%%

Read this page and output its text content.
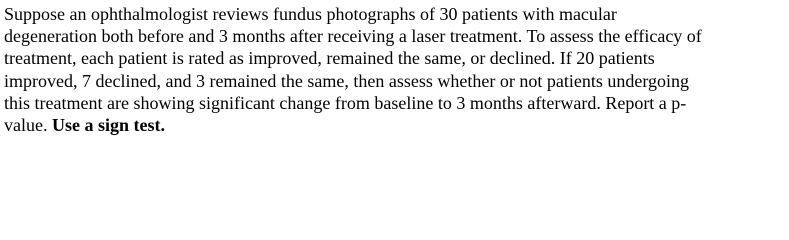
Suppose an ophthalmologist reviews fundus photographs of 30 patients with macular
degeneration both before and 3 months after receiving a laser treatment. To assess the efficacy of
treatment, each patient is rated as improved, remained the same, or declined. If 20 patients
improved, 7 declined, and 3 remained the same, then assess whether or not patients undergoing
this treatment are showing significant change from baseline to 3 months afterward. Report a p-
value. Use a sign test.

%%

ACTIVITY
Copy all of the listing word for word, minus the images.

OUTPUT BELOW
Read this page and output its text content.
Suppose an ophthalmologist reviews fundus photographs of 30 patients with macular
degeneration both before and 3 months after receiving a laser treatment. To assess the efficacy of
treatment, each patient is rated as improved, remained the same, or declined. If 20 patients
improved, 7 declined, and 3 remained the same, then assess whether or not patients undergoing
this treatment are showing significant change from baseline to 3 months afterward. Report a p-
value. Use a sign test.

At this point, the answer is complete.